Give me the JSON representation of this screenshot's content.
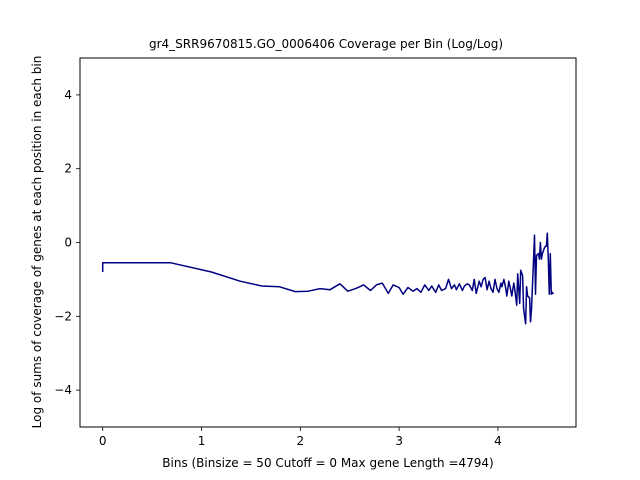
{
  "chart_data": {
    "type": "line",
    "title": "gr4_SRR9670815.GO_0006406 Coverage per Bin (Log/Log)",
    "xlabel": "Bins  (Binsize = 50 Cutoff = 0 Max gene Length =4794)",
    "ylabel": "Log of sums of coverage of genes at each position in each bin",
    "xlim": [
      -0.23,
      4.79
    ],
    "ylim": [
      -5,
      5
    ],
    "xticks": [
      0,
      1,
      2,
      3,
      4
    ],
    "yticks": [
      -4,
      -2,
      0,
      2,
      4
    ],
    "grid": false,
    "line_color": "#000080",
    "series": [
      {
        "x": [
          0,
          0,
          0.69,
          1.1,
          1.39,
          1.61,
          1.79,
          1.95,
          2.08,
          2.2,
          2.3,
          2.4,
          2.48,
          2.56,
          2.64,
          2.71,
          2.77,
          2.83,
          2.89,
          2.94,
          3.0,
          3.04,
          3.09,
          3.14,
          3.18,
          3.22,
          3.26,
          3.3,
          3.33,
          3.37,
          3.4,
          3.43,
          3.47,
          3.5,
          3.53,
          3.56,
          3.58,
          3.61,
          3.64,
          3.66,
          3.69,
          3.71,
          3.74,
          3.76,
          3.78,
          3.81,
          3.83,
          3.85,
          3.87,
          3.89,
          3.91,
          3.93,
          3.95,
          3.97,
          3.99,
          4.01,
          4.03,
          4.04,
          4.06,
          4.08,
          4.09,
          4.11,
          4.13,
          4.14,
          4.16,
          4.17,
          4.19,
          4.2,
          4.22,
          4.23,
          4.25,
          4.26,
          4.28,
          4.29,
          4.3,
          4.32,
          4.33,
          4.34,
          4.36,
          4.37,
          4.38,
          4.39,
          4.41,
          4.42,
          4.43,
          4.44,
          4.45,
          4.47,
          4.48,
          4.49,
          4.5,
          4.51,
          4.52,
          4.53,
          4.54,
          4.55,
          4.56
        ],
        "y": [
          -0.8,
          -0.55,
          -0.55,
          -0.8,
          -1.05,
          -1.18,
          -1.2,
          -1.33,
          -1.32,
          -1.25,
          -1.28,
          -1.12,
          -1.32,
          -1.25,
          -1.15,
          -1.3,
          -1.15,
          -1.1,
          -1.38,
          -1.15,
          -1.22,
          -1.4,
          -1.22,
          -1.32,
          -1.25,
          -1.35,
          -1.15,
          -1.3,
          -1.18,
          -1.35,
          -1.15,
          -1.3,
          -1.25,
          -1.0,
          -1.25,
          -1.15,
          -1.28,
          -1.12,
          -1.3,
          -1.18,
          -1.12,
          -1.15,
          -1.3,
          -1.0,
          -1.38,
          -1.05,
          -1.2,
          -1.0,
          -0.95,
          -1.28,
          -1.05,
          -1.25,
          -1.35,
          -1.0,
          -1.25,
          -1.35,
          -1.1,
          -1.2,
          -1.0,
          -1.25,
          -1.45,
          -1.05,
          -1.3,
          -1.45,
          -1.1,
          -1.25,
          -1.7,
          -0.85,
          -1.65,
          -0.75,
          -0.9,
          -1.8,
          -2.2,
          -1.2,
          -1.45,
          -1.5,
          -2.15,
          -1.8,
          -0.5,
          0.2,
          -1.4,
          -0.35,
          -0.3,
          -0.45,
          0.0,
          -0.45,
          -0.3,
          -0.15,
          -0.1,
          -0.1,
          0.25,
          -0.45,
          -1.4,
          -0.3,
          -1.4,
          -1.35,
          -1.4
        ]
      }
    ]
  }
}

* * *

__Assigned task__: Any picture in the material is to be left out, and everything else is to be retyped as is.

__The completed task__:
Give me the JSON representation of this screenshot's content.
{
  "chart_data": {
    "type": "line",
    "title": "gr4_SRR9670815.GO_0006406 Coverage per Bin (Log/Log)",
    "xlabel": "Bins  (Binsize = 50 Cutoff = 0 Max gene Length =4794)",
    "ylabel": "Log of sums of coverage of genes at each position in each bin",
    "xlim": [
      -0.23,
      4.79
    ],
    "ylim": [
      -5,
      5
    ],
    "xticks": [
      0,
      1,
      2,
      3,
      4
    ],
    "yticks": [
      -4,
      -2,
      0,
      2,
      4
    ],
    "grid": false,
    "line_color": "#000080",
    "series": [
      {
        "x": [
          0,
          0,
          0.69,
          1.1,
          1.39,
          1.61,
          1.79,
          1.95,
          2.08,
          2.2,
          2.3,
          2.4,
          2.48,
          2.56,
          2.64,
          2.71,
          2.77,
          2.83,
          2.89,
          2.94,
          3.0,
          3.04,
          3.09,
          3.14,
          3.18,
          3.22,
          3.26,
          3.3,
          3.33,
          3.37,
          3.4,
          3.43,
          3.47,
          3.5,
          3.53,
          3.56,
          3.58,
          3.61,
          3.64,
          3.66,
          3.69,
          3.71,
          3.74,
          3.76,
          3.78,
          3.81,
          3.83,
          3.85,
          3.87,
          3.89,
          3.91,
          3.93,
          3.95,
          3.97,
          3.99,
          4.01,
          4.03,
          4.04,
          4.06,
          4.08,
          4.09,
          4.11,
          4.13,
          4.14,
          4.16,
          4.17,
          4.19,
          4.2,
          4.22,
          4.23,
          4.25,
          4.26,
          4.28,
          4.29,
          4.3,
          4.32,
          4.33,
          4.34,
          4.36,
          4.37,
          4.38,
          4.39,
          4.41,
          4.42,
          4.43,
          4.44,
          4.45,
          4.47,
          4.48,
          4.49,
          4.5,
          4.51,
          4.52,
          4.53,
          4.54,
          4.55,
          4.56
        ],
        "y": [
          -0.8,
          -0.55,
          -0.55,
          -0.8,
          -1.05,
          -1.18,
          -1.2,
          -1.33,
          -1.32,
          -1.25,
          -1.28,
          -1.12,
          -1.32,
          -1.25,
          -1.15,
          -1.3,
          -1.15,
          -1.1,
          -1.38,
          -1.15,
          -1.22,
          -1.4,
          -1.22,
          -1.32,
          -1.25,
          -1.35,
          -1.15,
          -1.3,
          -1.18,
          -1.35,
          -1.15,
          -1.3,
          -1.25,
          -1.0,
          -1.25,
          -1.15,
          -1.28,
          -1.12,
          -1.3,
          -1.18,
          -1.12,
          -1.15,
          -1.3,
          -1.0,
          -1.38,
          -1.05,
          -1.2,
          -1.0,
          -0.95,
          -1.28,
          -1.05,
          -1.25,
          -1.35,
          -1.0,
          -1.25,
          -1.35,
          -1.1,
          -1.2,
          -1.0,
          -1.25,
          -1.45,
          -1.05,
          -1.3,
          -1.45,
          -1.1,
          -1.25,
          -1.7,
          -0.85,
          -1.65,
          -0.75,
          -0.9,
          -1.8,
          -2.2,
          -1.2,
          -1.45,
          -1.5,
          -2.15,
          -1.8,
          -0.5,
          0.2,
          -1.4,
          -0.35,
          -0.3,
          -0.45,
          0.0,
          -0.45,
          -0.3,
          -0.15,
          -0.1,
          -0.1,
          0.25,
          -0.45,
          -1.4,
          -0.3,
          -1.4,
          -1.35,
          -1.4
        ]
      }
    ]
  }
}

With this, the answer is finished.